■ Task description: Will you output the entries below exactly, skipping every image they contain?

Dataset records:
========

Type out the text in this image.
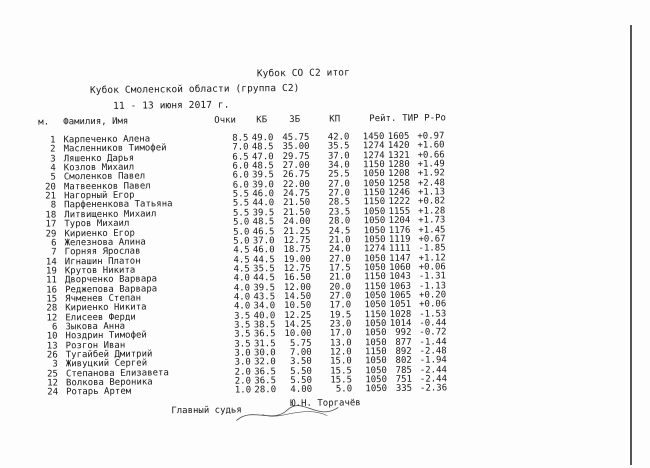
Кубок СО С2 итог
Кубок Смоленской области (группа С2)
11 - 13 июня 2017 г.
м. Фамилия, Имя	Очки КБ ЗБ	КП	Рейт. ТИР Р-Ро
1 Карпеченко Алена	8.5 49.0 45.75	42.0	1450 1605 +0.97
2 Масленников Тимофей	7.0 48.5 35.00	35.5	1274 1420 +1.60
3 Ляшенко Дарья	6.5 47.0 29.75	37.0	1274 1321 +0.66
4 Козлов Михаил	6.0 48.5 27.00	34.0	1150 1280 +1.49
5 Смоленков Павел	6.0 39.5 26.75	25.5	1050 1208 +1.92
20 Матвеенков Павел	6.0 39.0 22.00	27.0	1050 1258 +2.48
21 Нагорный Егор	5.5 46.0 24.75	27.0	1150 1246 +1.13
8 Парфененкова Татьяна	5.5 44.0 21.50	28.5	1150 1222 +0.82
18 Литвищенко Михаил	5.5 39.5 21.50	23.5	1050 1155 +1.28
17 Туров Михаил	5.0 48.5 24.00	28.0	1050 1204 +1.73
29 Кириенко Егор	5.0 46.5 21.25	24.5	1050 1176 +1.45
6 Железнова Алина	5.0 37.0 12.75	21.0	1050 1119 +0.67
7 Горняя Ярослав	4.5 46.0 18.75	24.0	1274 1111 -1.85
14 Игнашин Платон	4.5 44.5 19.00	27.0	1050 1147 +1.12
19 Крутов Никита	4.5 35.5 12.75	17.5	1050 1060 +0.06
11 Дворченко Варвара	4.0 44.5 16.50	21.0	1150 1043 -1.31
16 Реджепова Варвара	4.0 39.5 12.00	20.0	1150 1063 -1.13
15 Ячменев Степан	4.0 43.5 14.50	27.0	1050 1065 +0.20
28 Кириенко Никита	4.0 34.0 10.50	17.0	1050 1051 +0.06
12 Елисеев Ферди	3.5 40.0 12.25	19.5	1150 1028 -1.53
6 Зыкова Анна	3.5 38.5 14.25	23.0	1050 1014 -0.44
10 Ноздрин Тимофей	3.5 36.5 10.00	17.0	1050 992 -0.72
13 Розгон Иван	3.5 31.5	5.75	13.0	1050 877 -1.44
26 Тугайбей Дмитрий	3.0 30.0	7.00	12.0	1150 892 -2.48
3 Живуцкий Сергей	3.0 32.0	3.50	15.0	1050 802 -1.94
25 Степанова Елизавета	2.0 36.5	5.50	15.5	1050 785 -2.44
12 Волкова Вероника	2.0 36.5	5.50	15.5	1050 751 -2.44
24 Ротарь Артем	1.0 28.0	4.00	5.0	1050 335 -2.36
Главный судья
Ю.Н. Торгачёв
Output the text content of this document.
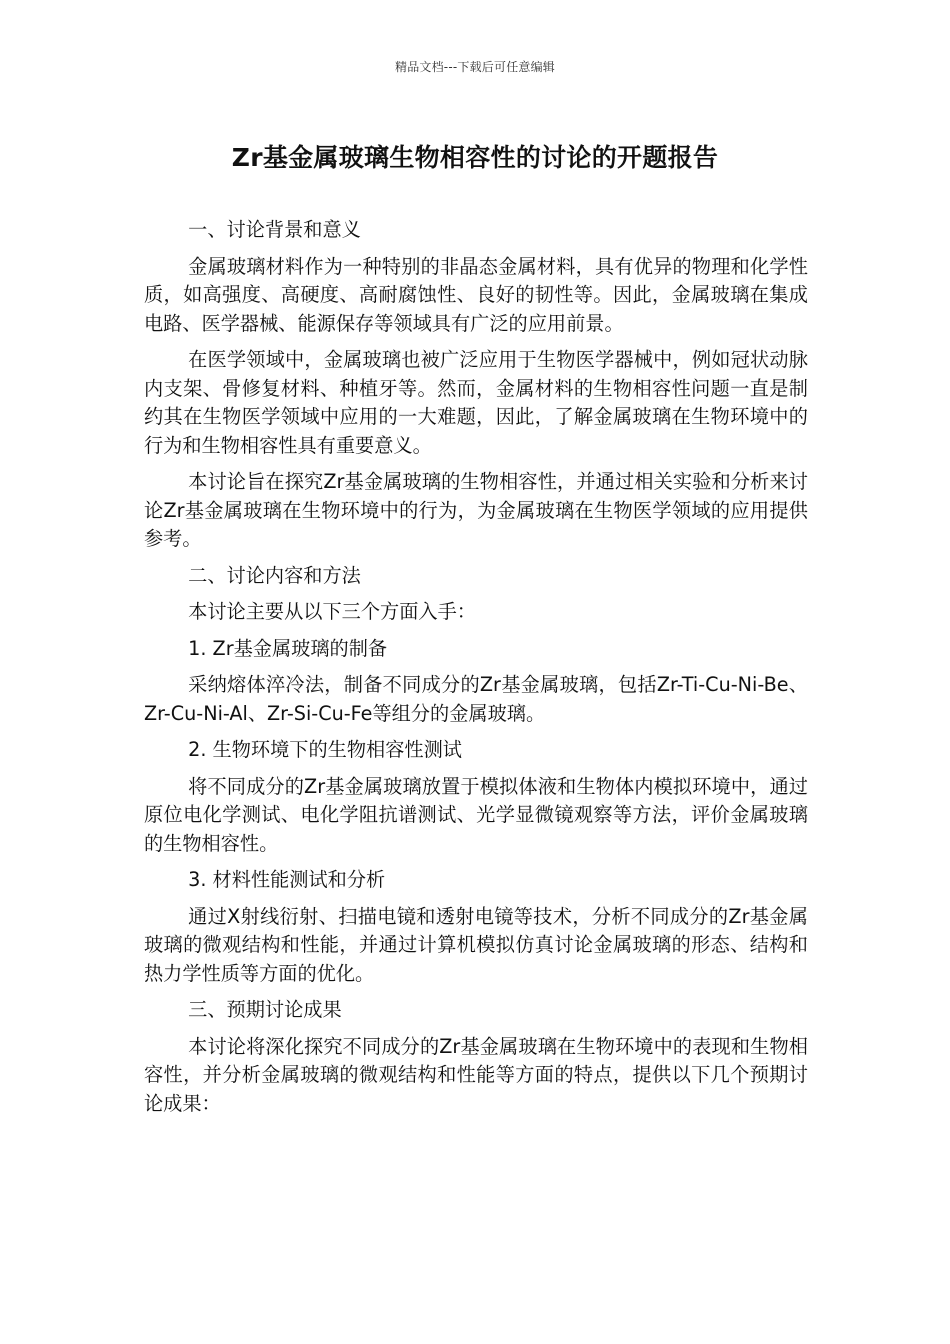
精品文档---下载后可任意编辑
Zr基金属玻璃生物相容性的讨论的开题报告

一、讨论背景和意义

金属玻璃材料作为一种特别的非晶态金属材料，具有优异的物理和化学性质，如高强度、高硬度、高耐腐蚀性、良好的韧性等。因此，金属玻璃在集成电路、医学器械、能源保存等领域具有广泛的应用前景。

在医学领域中，金属玻璃也被广泛应用于生物医学器械中，例如冠状动脉内支架、骨修复材料、种植牙等。然而，金属材料的生物相容性问题一直是制约其在生物医学领域中应用的一大难题，因此，了解金属玻璃在生物环境中的行为和生物相容性具有重要意义。

本讨论旨在探究Zr基金属玻璃的生物相容性，并通过相关实验和分析来讨论Zr基金属玻璃在生物环境中的行为，为金属玻璃在生物医学领域的应用提供参考。

二、讨论内容和方法

本讨论主要从以下三个方面入手：

1. Zr基金属玻璃的制备

采纳熔体淬冷法，制备不同成分的Zr基金属玻璃，包括Zr-Ti-Cu-Ni-Be、Zr-Cu-Ni-Al、Zr-Si-Cu-Fe等组分的金属玻璃。

2. 生物环境下的生物相容性测试

将不同成分的Zr基金属玻璃放置于模拟体液和生物体内模拟环境中，通过原位电化学测试、电化学阻抗谱测试、光学显微镜观察等方法，评价金属玻璃的生物相容性。

3. 材料性能测试和分析

通过X射线衍射、扫描电镜和透射电镜等技术，分析不同成分的Zr基金属玻璃的微观结构和性能，并通过计算机模拟仿真讨论金属玻璃的形态、结构和热力学性质等方面的优化。

三、预期讨论成果

本讨论将深化探究不同成分的Zr基金属玻璃在生物环境中的表现和生物相容性，并分析金属玻璃的微观结构和性能等方面的特点，提供以下几个预期讨论成果：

========

■ Written reply:
Type out the text in this image.
Кубок СО С2 итог
Кубок Смоленской области (группа С2)
11 - 13 июня 2017 г.
м. Фамилия, Имя	Очки КБ ЗБ	КП	Рейт. ТИР Р-Ро
1 Карпеченко Алена	8.5 49.0 45.75	42.0	1450 1605 +0.97
2 Масленников Тимофей	7.0 48.5 35.00	35.5	1274 1420 +1.60
3 Ляшенко Дарья	6.5 47.0 29.75	37.0	1274 1321 +0.66
4 Козлов Михаил	6.0 48.5 27.00	34.0	1150 1280 +1.49
5 Смоленков Павел	6.0 39.5 26.75	25.5	1050 1208 +1.92
20 Матвеенков Павел	6.0 39.0 22.00	27.0	1050 1258 +2.48
21 Нагорный Егор	5.5 46.0 24.75	27.0	1150 1246 +1.13
8 Парфененкова Татьяна	5.5 44.0 21.50	28.5	1150 1222 +0.82
18 Литвищенко Михаил	5.5 39.5 21.50	23.5	1050 1155 +1.28
17 Туров Михаил	5.0 48.5 24.00	28.0	1050 1204 +1.73
29 Кириенко Егор	5.0 46.5 21.25	24.5	1050 1176 +1.45
6 Железнова Алина	5.0 37.0 12.75	21.0	1050 1119 +0.67
7 Горняя Ярослав	4.5 46.0 18.75	24.0	1274 1111 -1.85
14 Игнашин Платон	4.5 44.5 19.00	27.0	1050 1147 +1.12
19 Крутов Никита	4.5 35.5 12.75	17.5	1050 1060 +0.06
11 Дворченко Варвара	4.0 44.5 16.50	21.0	1150 1043 -1.31
16 Реджепова Варвара	4.0 39.5 12.00	20.0	1150 1063 -1.13
15 Ячменев Степан	4.0 43.5 14.50	27.0	1050 1065 +0.20
28 Кириенко Никита	4.0 34.0 10.50	17.0	1050 1051 +0.06
12 Елисеев Ферди	3.5 40.0 12.25	19.5	1150 1028 -1.53
6 Зыкова Анна	3.5 38.5 14.25	23.0	1050 1014 -0.44
10 Ноздрин Тимофей	3.5 36.5 10.00	17.0	1050 992 -0.72
13 Розгон Иван	3.5 31.5	5.75	13.0	1050 877 -1.44
26 Тугайбей Дмитрий	3.0 30.0	7.00	12.0	1150 892 -2.48
3 Живуцкий Сергей	3.0 32.0	3.50	15.0	1050 802 -1.94
25 Степанова Елизавета	2.0 36.5	5.50	15.5	1050 785 -2.44
12 Волкова Вероника	2.0 36.5	5.50	15.5	1050 751 -2.44
24 Ротарь Артем	1.0 28.0	4.00	5.0	1050 335 -2.36
Главный судья
Ю.Н. Торгачёв
Output the text content of this document.
精品文档---下载后可任意编辑
Zr基金属玻璃生物相容性的讨论的开题报告

一、讨论背景和意义

金属玻璃材料作为一种特别的非晶态金属材料，具有优异的物理和化学性质，如高强度、高硬度、高耐腐蚀性、良好的韧性等。因此，金属玻璃在集成电路、医学器械、能源保存等领域具有广泛的应用前景。

在医学领域中，金属玻璃也被广泛应用于生物医学器械中，例如冠状动脉内支架、骨修复材料、种植牙等。然而，金属材料的生物相容性问题一直是制约其在生物医学领域中应用的一大难题，因此，了解金属玻璃在生物环境中的行为和生物相容性具有重要意义。

本讨论旨在探究Zr基金属玻璃的生物相容性，并通过相关实验和分析来讨论Zr基金属玻璃在生物环境中的行为，为金属玻璃在生物医学领域的应用提供参考。

二、讨论内容和方法

本讨论主要从以下三个方面入手：

1. Zr基金属玻璃的制备

采纳熔体淬冷法，制备不同成分的Zr基金属玻璃，包括Zr-Ti-Cu-Ni-Be、Zr-Cu-Ni-Al、Zr-Si-Cu-Fe等组分的金属玻璃。

2. 生物环境下的生物相容性测试

将不同成分的Zr基金属玻璃放置于模拟体液和生物体内模拟环境中，通过原位电化学测试、电化学阻抗谱测试、光学显微镜观察等方法，评价金属玻璃的生物相容性。

3. 材料性能测试和分析

通过X射线衍射、扫描电镜和透射电镜等技术，分析不同成分的Zr基金属玻璃的微观结构和性能，并通过计算机模拟仿真讨论金属玻璃的形态、结构和热力学性质等方面的优化。

三、预期讨论成果

本讨论将深化探究不同成分的Zr基金属玻璃在生物环境中的表现和生物相容性，并分析金属玻璃的微观结构和性能等方面的特点，提供以下几个预期讨论成果：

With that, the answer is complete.